> [Texto dado]:
►

O geógrafo Marcos Antônio Pedlowski, professor da professor da Universidade Estadual do Norte Fluminense Darcy Ribeiro (Uenf), estudioso dos impactos socioambientais das políticas de planejamento territorial e ambiental, analisa as desapropriações da área do Porto do Açu há mais de dez anos. A resistência dos pequenos produtores rurais foi, de certa forma, surpreendente.

Muitas das famílias instaladas na região há décadas mantêm algum grau de parentesco entre si e, quando começaram as obras do empreendimento, boa parte dos proprietários já estava em idade avançada, diz Pedlowski. Foi um movimento de resistência de idosos, completa o professor, que classifica as desapropriações como "grilagem estatal".

◄

> [O que fazer]:
Responda às perguntas a seguir com base no texto sobre as desapropriações no Porto do Açu.
(a) Há quanto tempo Marcos Antônio Pedlowski analisa as desapropriações da área do Porto do Açu?
(b) Em que situação estava boa parte dos proprietários quando começaram as obras do empreendimento?
(c) Como o professor classifica as desapropriações?

> [Itens fornecidos]:

►

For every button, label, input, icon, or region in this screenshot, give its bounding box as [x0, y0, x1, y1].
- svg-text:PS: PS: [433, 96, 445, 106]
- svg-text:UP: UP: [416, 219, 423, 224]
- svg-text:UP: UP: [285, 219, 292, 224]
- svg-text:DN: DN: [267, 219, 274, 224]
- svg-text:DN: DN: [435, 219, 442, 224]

◄
►

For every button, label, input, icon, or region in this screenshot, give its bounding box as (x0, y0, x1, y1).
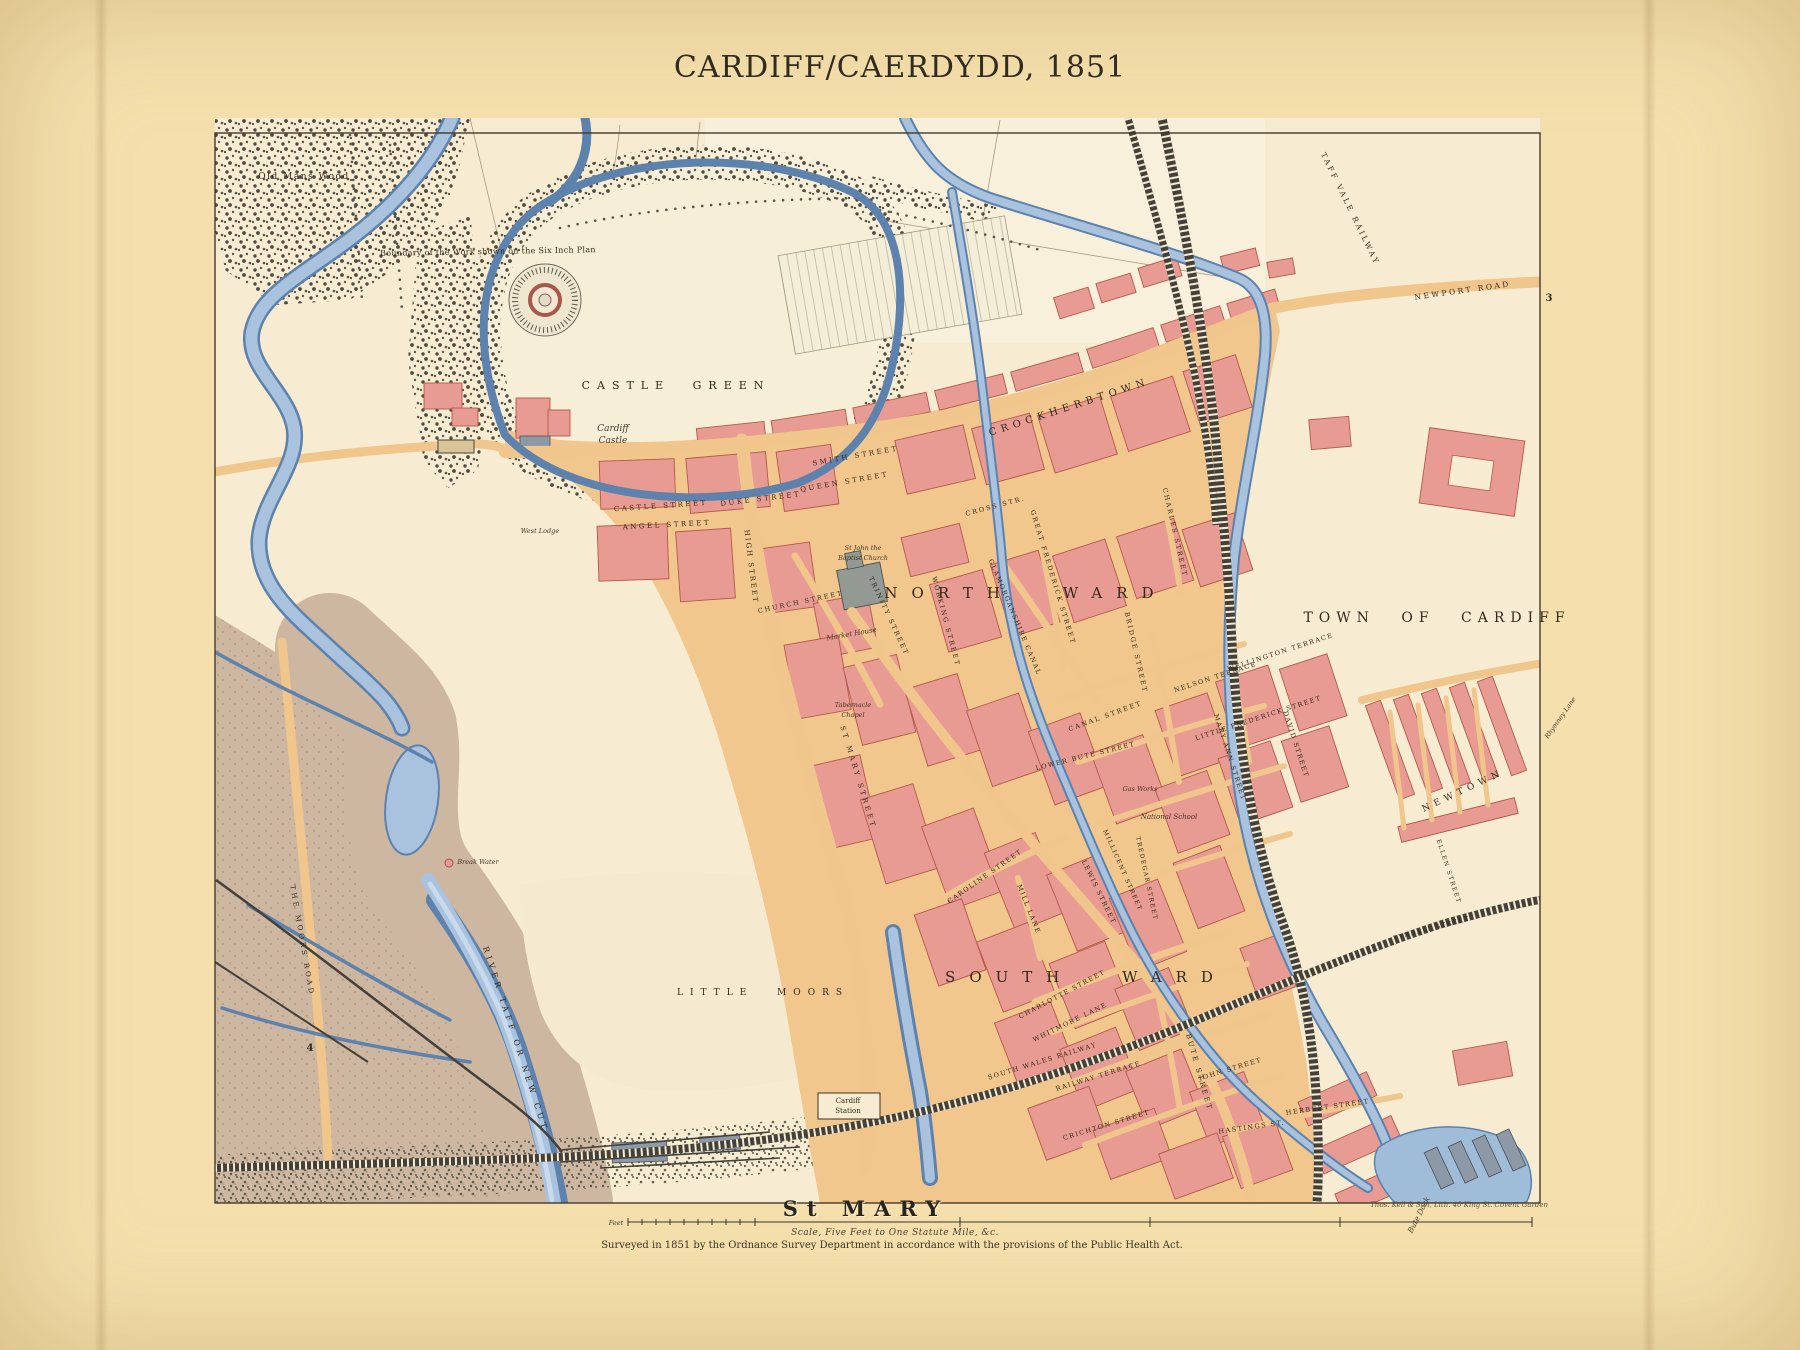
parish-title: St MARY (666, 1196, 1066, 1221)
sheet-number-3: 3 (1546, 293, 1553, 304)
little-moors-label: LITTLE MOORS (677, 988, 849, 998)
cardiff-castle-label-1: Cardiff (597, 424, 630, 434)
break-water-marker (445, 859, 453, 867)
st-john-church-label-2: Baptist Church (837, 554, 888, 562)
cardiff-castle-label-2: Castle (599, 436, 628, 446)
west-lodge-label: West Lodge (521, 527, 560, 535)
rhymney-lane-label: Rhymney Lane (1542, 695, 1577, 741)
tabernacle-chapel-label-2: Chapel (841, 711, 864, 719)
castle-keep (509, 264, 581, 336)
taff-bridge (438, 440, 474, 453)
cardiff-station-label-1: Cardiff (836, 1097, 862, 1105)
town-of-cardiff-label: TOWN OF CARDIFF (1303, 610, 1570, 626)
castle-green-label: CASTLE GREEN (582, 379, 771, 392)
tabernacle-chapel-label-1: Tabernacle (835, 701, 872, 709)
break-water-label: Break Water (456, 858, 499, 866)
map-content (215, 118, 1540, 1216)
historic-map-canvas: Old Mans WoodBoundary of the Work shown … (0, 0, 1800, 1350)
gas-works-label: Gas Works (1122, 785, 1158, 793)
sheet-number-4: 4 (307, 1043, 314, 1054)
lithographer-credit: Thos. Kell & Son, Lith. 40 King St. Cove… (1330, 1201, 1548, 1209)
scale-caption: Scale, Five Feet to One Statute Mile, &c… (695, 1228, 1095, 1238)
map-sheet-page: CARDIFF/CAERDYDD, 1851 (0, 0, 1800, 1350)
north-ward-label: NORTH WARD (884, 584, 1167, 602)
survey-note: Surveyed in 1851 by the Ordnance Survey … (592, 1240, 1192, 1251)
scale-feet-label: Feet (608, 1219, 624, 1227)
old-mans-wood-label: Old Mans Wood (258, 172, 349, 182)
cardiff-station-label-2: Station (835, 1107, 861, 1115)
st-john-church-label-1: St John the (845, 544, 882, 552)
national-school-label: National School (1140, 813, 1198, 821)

◄

> [Resultado]:
(a) Há mais de dez anos.
(b) Boa parte dos proprietários já estava em idade avançada.
(c) Ele as classifica como "grilagem estatal".